DATA EXCERPTS =
━━━

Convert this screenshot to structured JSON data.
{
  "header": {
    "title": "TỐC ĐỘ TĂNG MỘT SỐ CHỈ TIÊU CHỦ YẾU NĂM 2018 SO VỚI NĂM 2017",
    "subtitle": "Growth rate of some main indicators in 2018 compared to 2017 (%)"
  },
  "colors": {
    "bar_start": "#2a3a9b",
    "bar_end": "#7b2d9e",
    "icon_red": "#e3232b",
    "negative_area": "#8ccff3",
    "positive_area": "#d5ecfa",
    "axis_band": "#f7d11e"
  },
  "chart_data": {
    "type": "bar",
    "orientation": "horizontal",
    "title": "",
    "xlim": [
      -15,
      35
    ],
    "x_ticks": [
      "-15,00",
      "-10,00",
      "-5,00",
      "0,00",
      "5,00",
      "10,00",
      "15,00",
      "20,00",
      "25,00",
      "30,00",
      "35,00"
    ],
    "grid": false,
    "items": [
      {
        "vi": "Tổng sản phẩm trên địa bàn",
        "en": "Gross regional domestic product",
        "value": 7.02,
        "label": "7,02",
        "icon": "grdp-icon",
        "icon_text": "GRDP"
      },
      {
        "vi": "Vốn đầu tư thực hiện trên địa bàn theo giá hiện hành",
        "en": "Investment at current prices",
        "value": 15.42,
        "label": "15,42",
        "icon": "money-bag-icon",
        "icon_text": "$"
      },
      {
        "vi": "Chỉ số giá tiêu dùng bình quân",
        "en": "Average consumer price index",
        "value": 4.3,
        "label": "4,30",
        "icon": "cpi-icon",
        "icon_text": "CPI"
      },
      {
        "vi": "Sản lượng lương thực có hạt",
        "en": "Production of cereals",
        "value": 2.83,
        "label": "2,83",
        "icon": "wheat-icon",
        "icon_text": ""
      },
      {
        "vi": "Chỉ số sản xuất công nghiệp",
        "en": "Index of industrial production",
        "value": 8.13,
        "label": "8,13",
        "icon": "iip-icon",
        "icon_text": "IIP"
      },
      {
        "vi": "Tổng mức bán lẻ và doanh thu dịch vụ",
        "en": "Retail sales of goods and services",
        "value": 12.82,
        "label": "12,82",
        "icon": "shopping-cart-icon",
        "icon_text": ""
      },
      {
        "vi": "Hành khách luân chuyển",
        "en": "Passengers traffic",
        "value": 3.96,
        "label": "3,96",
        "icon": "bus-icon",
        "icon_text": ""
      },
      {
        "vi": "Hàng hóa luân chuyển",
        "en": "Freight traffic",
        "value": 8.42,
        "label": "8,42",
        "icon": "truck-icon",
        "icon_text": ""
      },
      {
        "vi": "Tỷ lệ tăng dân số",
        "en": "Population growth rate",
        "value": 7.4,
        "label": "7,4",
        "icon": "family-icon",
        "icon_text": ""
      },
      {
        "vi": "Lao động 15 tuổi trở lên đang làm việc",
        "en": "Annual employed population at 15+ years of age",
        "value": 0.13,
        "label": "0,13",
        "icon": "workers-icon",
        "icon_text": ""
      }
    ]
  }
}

━━━

PROMPT = Reproduce each record exactly as it appears.

RESPONSE =
Convert this screenshot to structured JSON data.
{
  "header": {
    "title": "TỐC ĐỘ TĂNG MỘT SỐ CHỈ TIÊU CHỦ YẾU NĂM 2018 SO VỚI NĂM 2017",
    "subtitle": "Growth rate of some main indicators in 2018 compared to 2017 (%)"
  },
  "colors": {
    "bar_start": "#2a3a9b",
    "bar_end": "#7b2d9e",
    "icon_red": "#e3232b",
    "negative_area": "#8ccff3",
    "positive_area": "#d5ecfa",
    "axis_band": "#f7d11e"
  },
  "chart_data": {
    "type": "bar",
    "orientation": "horizontal",
    "title": "",
    "xlim": [
      -15,
      35
    ],
    "x_ticks": [
      "-15,00",
      "-10,00",
      "-5,00",
      "0,00",
      "5,00",
      "10,00",
      "15,00",
      "20,00",
      "25,00",
      "30,00",
      "35,00"
    ],
    "grid": false,
    "items": [
      {
        "vi": "Tổng sản phẩm trên địa bàn",
        "en": "Gross regional domestic product",
        "value": 7.02,
        "label": "7,02",
        "icon": "grdp-icon",
        "icon_text": "GRDP"
      },
      {
        "vi": "Vốn đầu tư thực hiện trên địa bàn theo giá hiện hành",
        "en": "Investment at current prices",
        "value": 15.42,
        "label": "15,42",
        "icon": "money-bag-icon",
        "icon_text": "$"
      },
      {
        "vi": "Chỉ số giá tiêu dùng bình quân",
        "en": "Average consumer price index",
        "value": 4.3,
        "label": "4,30",
        "icon": "cpi-icon",
        "icon_text": "CPI"
      },
      {
        "vi": "Sản lượng lương thực có hạt",
        "en": "Production of cereals",
        "value": 2.83,
        "label": "2,83",
        "icon": "wheat-icon",
        "icon_text": ""
      },
      {
        "vi": "Chỉ số sản xuất công nghiệp",
        "en": "Index of industrial production",
        "value": 8.13,
        "label": "8,13",
        "icon": "iip-icon",
        "icon_text": "IIP"
      },
      {
        "vi": "Tổng mức bán lẻ và doanh thu dịch vụ",
        "en": "Retail sales of goods and services",
        "value": 12.82,
        "label": "12,82",
        "icon": "shopping-cart-icon",
        "icon_text": ""
      },
      {
        "vi": "Hành khách luân chuyển",
        "en": "Passengers traffic",
        "value": 3.96,
        "label": "3,96",
        "icon": "bus-icon",
        "icon_text": ""
      },
      {
        "vi": "Hàng hóa luân chuyển",
        "en": "Freight traffic",
        "value": 8.42,
        "label": "8,42",
        "icon": "truck-icon",
        "icon_text": ""
      },
      {
        "vi": "Tỷ lệ tăng dân số",
        "en": "Population growth rate",
        "value": 7.4,
        "label": "7,4",
        "icon": "family-icon",
        "icon_text": ""
      },
      {
        "vi": "Lao động 15 tuổi trở lên đang làm việc",
        "en": "Annual employed population at 15+ years of age",
        "value": 0.13,
        "label": "0,13",
        "icon": "workers-icon",
        "icon_text": ""
      }
    ]
  }
}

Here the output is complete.